> [Task statement]:
Exclude the pictures and return every line exactly as written.

[Items from a data source]
"""
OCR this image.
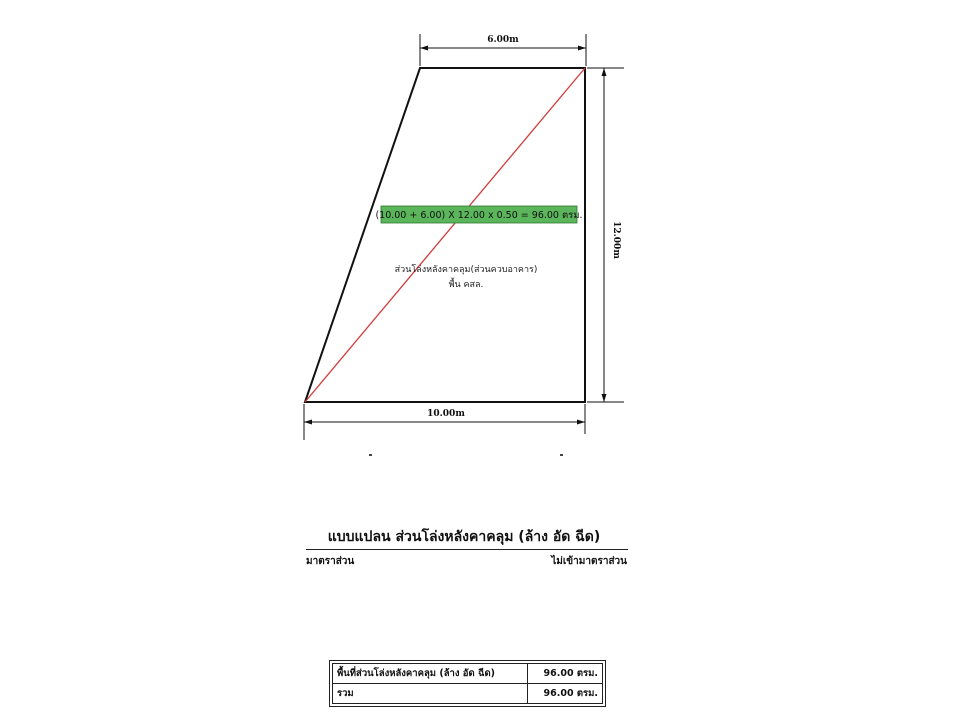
6.00m
12.00m
10.00m
(10.00 + 6.00) X 12.00 x 0.50 = 96.00 ตรม.
ส่วนโล่งหลังคาคลุม(ส่วนควบอาคาร)
พื้น คสล.
แบบแปลน ส่วนโล่งหลังคาคลุม (ล้าง อัด ฉีด)
มาตราส่วน	ไม่เข้ามาตราส่วน
พื้นที่ส่วนโล่งหลังคาคลุม (ล้าง อัด ฉีด)	96.00 ตรม.
รวม	96.00 ตรม.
"""
> [Finished task]:
OCR this image.
6.00m
12.00m
10.00m
(10.00 + 6.00) X 12.00 x 0.50 = 96.00 ตรม.
ส่วนโล่งหลังคาคลุม(ส่วนควบอาคาร)
พื้น คสล.
แบบแปลน ส่วนโล่งหลังคาคลุม (ล้าง อัด ฉีด)
มาตราส่วน	ไม่เข้ามาตราส่วน
พื้นที่ส่วนโล่งหลังคาคลุม (ล้าง อัด ฉีด)	96.00 ตรม.
รวม	96.00 ตรม.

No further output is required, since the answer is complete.